TASK DIRECTIONS » Output every entry exactly as written, but omit the pictures.

Stored data
==========

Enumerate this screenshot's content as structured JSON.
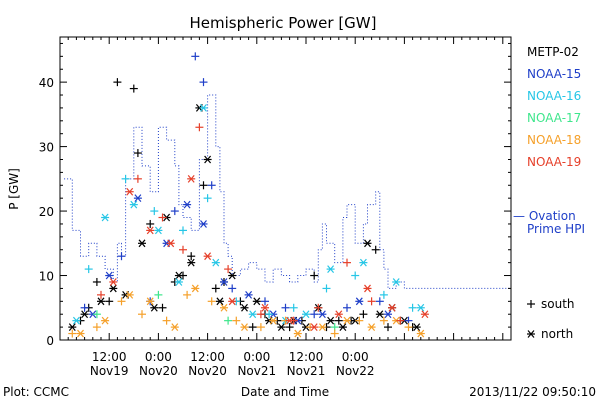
{
  "chart_data": {
    "type": "scatter",
    "title": "Hemispheric Power [GW]",
    "xlabel": "Date and Time",
    "ylabel": "P [GW]",
    "ylim": [
      0,
      47
    ],
    "xlim_hours": [
      0,
      110
    ],
    "yticks": [
      0,
      10,
      20,
      30,
      40
    ],
    "xticks": [
      {
        "h": 12,
        "l1": "12:00",
        "l2": "Nov19"
      },
      {
        "h": 24,
        "l1": "0:00",
        "l2": "Nov20"
      },
      {
        "h": 36,
        "l1": "12:00",
        "l2": "Nov20"
      },
      {
        "h": 48,
        "l1": "0:00",
        "l2": "Nov21"
      },
      {
        "h": 60,
        "l1": "12:00",
        "l2": "Nov21"
      },
      {
        "h": 72,
        "l1": "0:00",
        "l2": "Nov22"
      }
    ],
    "footer_left": "Plot: CCMC",
    "footer_right": "2013/11/22 09:50:10",
    "legend_position": "right",
    "satellites": [
      {
        "name": "METP-02",
        "color": "#000000"
      },
      {
        "name": "NOAA-15",
        "color": "#1f3fc8"
      },
      {
        "name": "NOAA-16",
        "color": "#26c6e6"
      },
      {
        "name": "NOAA-17",
        "color": "#3ee68c"
      },
      {
        "name": "NOAA-18",
        "color": "#f5a02a"
      },
      {
        "name": "NOAA-19",
        "color": "#e6402a"
      }
    ],
    "ovation": {
      "label_line1": "— Ovation",
      "label_line2": "Prime HPI",
      "color": "#1f3fc8",
      "steps": [
        [
          1,
          25
        ],
        [
          3,
          17
        ],
        [
          5,
          13
        ],
        [
          7,
          15
        ],
        [
          9,
          13
        ],
        [
          11,
          11
        ],
        [
          13,
          9
        ],
        [
          14,
          15
        ],
        [
          15,
          13
        ],
        [
          16,
          25
        ],
        [
          18,
          33
        ],
        [
          20,
          27
        ],
        [
          22,
          23
        ],
        [
          24,
          33
        ],
        [
          26,
          31
        ],
        [
          28,
          27
        ],
        [
          29,
          21
        ],
        [
          30,
          19
        ],
        [
          32,
          17
        ],
        [
          34,
          28
        ],
        [
          36,
          38
        ],
        [
          38,
          30
        ],
        [
          39,
          23
        ],
        [
          40,
          15
        ],
        [
          41,
          13
        ],
        [
          42,
          10
        ],
        [
          44,
          11
        ],
        [
          46,
          12
        ],
        [
          48,
          11
        ],
        [
          50,
          9
        ],
        [
          52,
          11
        ],
        [
          54,
          10
        ],
        [
          56,
          9
        ],
        [
          58,
          10
        ],
        [
          60,
          11
        ],
        [
          62,
          9
        ],
        [
          63,
          14
        ],
        [
          64,
          18
        ],
        [
          65,
          15
        ],
        [
          67,
          12
        ],
        [
          69,
          19
        ],
        [
          70,
          21
        ],
        [
          72,
          15
        ],
        [
          74,
          18
        ],
        [
          75,
          21
        ],
        [
          77,
          23
        ],
        [
          78,
          14
        ],
        [
          79,
          11
        ],
        [
          80,
          8
        ],
        [
          82,
          9
        ],
        [
          84,
          8
        ],
        [
          88,
          8
        ]
      ]
    },
    "series": [
      {
        "sat": "METP-02",
        "marker": "+",
        "x": [
          5,
          7,
          9,
          12,
          14,
          18,
          19,
          22,
          25,
          28,
          30,
          32,
          35,
          38,
          40,
          44,
          47,
          50,
          53,
          56,
          59,
          62,
          65,
          68,
          71,
          74,
          77,
          80,
          83,
          86
        ],
        "y": [
          3,
          5,
          9,
          6,
          40,
          39,
          29,
          18,
          5,
          9,
          10,
          13,
          24,
          8,
          9,
          6,
          2,
          4,
          3,
          2,
          3,
          10,
          2,
          3,
          3,
          4,
          14,
          2,
          3,
          2
        ]
      },
      {
        "sat": "METP-02",
        "marker": "*",
        "x": [
          3,
          6,
          10,
          13,
          16,
          20,
          23,
          26,
          29,
          32,
          34,
          36,
          39,
          42,
          45,
          48,
          51,
          54,
          57,
          60,
          63,
          66,
          69,
          72,
          75,
          78,
          81,
          84,
          87
        ],
        "y": [
          2,
          4,
          6,
          8,
          7,
          15,
          5,
          19,
          10,
          12,
          36,
          28,
          6,
          10,
          5,
          6,
          3,
          2,
          3,
          2,
          5,
          3,
          2,
          3,
          15,
          4,
          5,
          3,
          2
        ]
      },
      {
        "sat": "NOAA-15",
        "marker": "+",
        "x": [
          6,
          15,
          22,
          28,
          33,
          35,
          37,
          42,
          50,
          55,
          62,
          70,
          78,
          85
        ],
        "y": [
          5,
          13,
          6,
          20,
          44,
          40,
          24,
          8,
          6,
          5,
          4,
          5,
          6,
          3
        ]
      },
      {
        "sat": "NOAA-15",
        "marker": "*",
        "x": [
          8,
          12,
          19,
          26,
          31,
          35,
          40,
          46,
          52,
          58,
          64,
          73,
          80
        ],
        "y": [
          4,
          10,
          22,
          15,
          21,
          18,
          9,
          7,
          4,
          3,
          4,
          6,
          4
        ]
      },
      {
        "sat": "NOAA-16",
        "marker": "+",
        "x": [
          7,
          16,
          23,
          30,
          36,
          43,
          51,
          57,
          65,
          72,
          79,
          86
        ],
        "y": [
          11,
          25,
          20,
          17,
          22,
          6,
          4,
          5,
          8,
          10,
          7,
          5
        ]
      },
      {
        "sat": "NOAA-16",
        "marker": "*",
        "x": [
          4,
          11,
          18,
          24,
          29,
          35,
          38,
          47,
          55,
          60,
          66,
          74,
          82,
          88
        ],
        "y": [
          3,
          19,
          21,
          17,
          9,
          36,
          12,
          4,
          3,
          4,
          11,
          12,
          9,
          5
        ]
      },
      {
        "sat": "NOAA-17",
        "marker": "+",
        "x": [
          9,
          24,
          41,
          67
        ],
        "y": [
          4,
          7,
          3,
          2
        ]
      },
      {
        "sat": "NOAA-18",
        "marker": "+",
        "x": [
          3,
          9,
          15,
          20,
          26,
          31,
          37,
          43,
          49,
          55,
          61,
          67,
          73,
          79,
          85
        ],
        "y": [
          1,
          2,
          6,
          4,
          3,
          7,
          6,
          3,
          2,
          3,
          2,
          1,
          3,
          3,
          2
        ]
      },
      {
        "sat": "NOAA-18",
        "marker": "*",
        "x": [
          5,
          11,
          17,
          22,
          28,
          33,
          40,
          45,
          52,
          58,
          64,
          70,
          76,
          82,
          88
        ],
        "y": [
          1,
          3,
          7,
          6,
          2,
          8,
          5,
          2,
          3,
          1,
          2,
          3,
          2,
          3,
          1
        ]
      },
      {
        "sat": "NOAA-19",
        "marker": "+",
        "x": [
          10,
          19,
          25,
          30,
          34,
          41,
          49,
          57,
          63,
          70,
          76,
          83
        ],
        "y": [
          7,
          25,
          19,
          14,
          33,
          11,
          4,
          3,
          5,
          12,
          6,
          3
        ]
      },
      {
        "sat": "NOAA-19",
        "marker": "*",
        "x": [
          13,
          17,
          22,
          27,
          32,
          36,
          42,
          50,
          56,
          62,
          68,
          75,
          81,
          89
        ],
        "y": [
          9,
          23,
          17,
          15,
          25,
          13,
          6,
          5,
          3,
          2,
          4,
          8,
          5,
          4
        ]
      }
    ],
    "legend_markers": [
      {
        "symbol": "+",
        "label": "south"
      },
      {
        "symbol": "*",
        "label": "north"
      }
    ]
  }
}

==========

EXERCISE RESULT »
Enumerate this screenshot's content as structured JSON.
{
  "chart_data": {
    "type": "scatter",
    "title": "Hemispheric Power [GW]",
    "xlabel": "Date and Time",
    "ylabel": "P [GW]",
    "ylim": [
      0,
      47
    ],
    "xlim_hours": [
      0,
      110
    ],
    "yticks": [
      0,
      10,
      20,
      30,
      40
    ],
    "xticks": [
      {
        "h": 12,
        "l1": "12:00",
        "l2": "Nov19"
      },
      {
        "h": 24,
        "l1": "0:00",
        "l2": "Nov20"
      },
      {
        "h": 36,
        "l1": "12:00",
        "l2": "Nov20"
      },
      {
        "h": 48,
        "l1": "0:00",
        "l2": "Nov21"
      },
      {
        "h": 60,
        "l1": "12:00",
        "l2": "Nov21"
      },
      {
        "h": 72,
        "l1": "0:00",
        "l2": "Nov22"
      }
    ],
    "footer_left": "Plot: CCMC",
    "footer_right": "2013/11/22 09:50:10",
    "legend_position": "right",
    "satellites": [
      {
        "name": "METP-02",
        "color": "#000000"
      },
      {
        "name": "NOAA-15",
        "color": "#1f3fc8"
      },
      {
        "name": "NOAA-16",
        "color": "#26c6e6"
      },
      {
        "name": "NOAA-17",
        "color": "#3ee68c"
      },
      {
        "name": "NOAA-18",
        "color": "#f5a02a"
      },
      {
        "name": "NOAA-19",
        "color": "#e6402a"
      }
    ],
    "ovation": {
      "label_line1": "— Ovation",
      "label_line2": "Prime HPI",
      "color": "#1f3fc8",
      "steps": [
        [
          1,
          25
        ],
        [
          3,
          17
        ],
        [
          5,
          13
        ],
        [
          7,
          15
        ],
        [
          9,
          13
        ],
        [
          11,
          11
        ],
        [
          13,
          9
        ],
        [
          14,
          15
        ],
        [
          15,
          13
        ],
        [
          16,
          25
        ],
        [
          18,
          33
        ],
        [
          20,
          27
        ],
        [
          22,
          23
        ],
        [
          24,
          33
        ],
        [
          26,
          31
        ],
        [
          28,
          27
        ],
        [
          29,
          21
        ],
        [
          30,
          19
        ],
        [
          32,
          17
        ],
        [
          34,
          28
        ],
        [
          36,
          38
        ],
        [
          38,
          30
        ],
        [
          39,
          23
        ],
        [
          40,
          15
        ],
        [
          41,
          13
        ],
        [
          42,
          10
        ],
        [
          44,
          11
        ],
        [
          46,
          12
        ],
        [
          48,
          11
        ],
        [
          50,
          9
        ],
        [
          52,
          11
        ],
        [
          54,
          10
        ],
        [
          56,
          9
        ],
        [
          58,
          10
        ],
        [
          60,
          11
        ],
        [
          62,
          9
        ],
        [
          63,
          14
        ],
        [
          64,
          18
        ],
        [
          65,
          15
        ],
        [
          67,
          12
        ],
        [
          69,
          19
        ],
        [
          70,
          21
        ],
        [
          72,
          15
        ],
        [
          74,
          18
        ],
        [
          75,
          21
        ],
        [
          77,
          23
        ],
        [
          78,
          14
        ],
        [
          79,
          11
        ],
        [
          80,
          8
        ],
        [
          82,
          9
        ],
        [
          84,
          8
        ],
        [
          88,
          8
        ]
      ]
    },
    "series": [
      {
        "sat": "METP-02",
        "marker": "+",
        "x": [
          5,
          7,
          9,
          12,
          14,
          18,
          19,
          22,
          25,
          28,
          30,
          32,
          35,
          38,
          40,
          44,
          47,
          50,
          53,
          56,
          59,
          62,
          65,
          68,
          71,
          74,
          77,
          80,
          83,
          86
        ],
        "y": [
          3,
          5,
          9,
          6,
          40,
          39,
          29,
          18,
          5,
          9,
          10,
          13,
          24,
          8,
          9,
          6,
          2,
          4,
          3,
          2,
          3,
          10,
          2,
          3,
          3,
          4,
          14,
          2,
          3,
          2
        ]
      },
      {
        "sat": "METP-02",
        "marker": "*",
        "x": [
          3,
          6,
          10,
          13,
          16,
          20,
          23,
          26,
          29,
          32,
          34,
          36,
          39,
          42,
          45,
          48,
          51,
          54,
          57,
          60,
          63,
          66,
          69,
          72,
          75,
          78,
          81,
          84,
          87
        ],
        "y": [
          2,
          4,
          6,
          8,
          7,
          15,
          5,
          19,
          10,
          12,
          36,
          28,
          6,
          10,
          5,
          6,
          3,
          2,
          3,
          2,
          5,
          3,
          2,
          3,
          15,
          4,
          5,
          3,
          2
        ]
      },
      {
        "sat": "NOAA-15",
        "marker": "+",
        "x": [
          6,
          15,
          22,
          28,
          33,
          35,
          37,
          42,
          50,
          55,
          62,
          70,
          78,
          85
        ],
        "y": [
          5,
          13,
          6,
          20,
          44,
          40,
          24,
          8,
          6,
          5,
          4,
          5,
          6,
          3
        ]
      },
      {
        "sat": "NOAA-15",
        "marker": "*",
        "x": [
          8,
          12,
          19,
          26,
          31,
          35,
          40,
          46,
          52,
          58,
          64,
          73,
          80
        ],
        "y": [
          4,
          10,
          22,
          15,
          21,
          18,
          9,
          7,
          4,
          3,
          4,
          6,
          4
        ]
      },
      {
        "sat": "NOAA-16",
        "marker": "+",
        "x": [
          7,
          16,
          23,
          30,
          36,
          43,
          51,
          57,
          65,
          72,
          79,
          86
        ],
        "y": [
          11,
          25,
          20,
          17,
          22,
          6,
          4,
          5,
          8,
          10,
          7,
          5
        ]
      },
      {
        "sat": "NOAA-16",
        "marker": "*",
        "x": [
          4,
          11,
          18,
          24,
          29,
          35,
          38,
          47,
          55,
          60,
          66,
          74,
          82,
          88
        ],
        "y": [
          3,
          19,
          21,
          17,
          9,
          36,
          12,
          4,
          3,
          4,
          11,
          12,
          9,
          5
        ]
      },
      {
        "sat": "NOAA-17",
        "marker": "+",
        "x": [
          9,
          24,
          41,
          67
        ],
        "y": [
          4,
          7,
          3,
          2
        ]
      },
      {
        "sat": "NOAA-18",
        "marker": "+",
        "x": [
          3,
          9,
          15,
          20,
          26,
          31,
          37,
          43,
          49,
          55,
          61,
          67,
          73,
          79,
          85
        ],
        "y": [
          1,
          2,
          6,
          4,
          3,
          7,
          6,
          3,
          2,
          3,
          2,
          1,
          3,
          3,
          2
        ]
      },
      {
        "sat": "NOAA-18",
        "marker": "*",
        "x": [
          5,
          11,
          17,
          22,
          28,
          33,
          40,
          45,
          52,
          58,
          64,
          70,
          76,
          82,
          88
        ],
        "y": [
          1,
          3,
          7,
          6,
          2,
          8,
          5,
          2,
          3,
          1,
          2,
          3,
          2,
          3,
          1
        ]
      },
      {
        "sat": "NOAA-19",
        "marker": "+",
        "x": [
          10,
          19,
          25,
          30,
          34,
          41,
          49,
          57,
          63,
          70,
          76,
          83
        ],
        "y": [
          7,
          25,
          19,
          14,
          33,
          11,
          4,
          3,
          5,
          12,
          6,
          3
        ]
      },
      {
        "sat": "NOAA-19",
        "marker": "*",
        "x": [
          13,
          17,
          22,
          27,
          32,
          36,
          42,
          50,
          56,
          62,
          68,
          75,
          81,
          89
        ],
        "y": [
          9,
          23,
          17,
          15,
          25,
          13,
          6,
          5,
          3,
          2,
          4,
          8,
          5,
          4
        ]
      }
    ],
    "legend_markers": [
      {
        "symbol": "+",
        "label": "south"
      },
      {
        "symbol": "*",
        "label": "north"
      }
    ]
  }
}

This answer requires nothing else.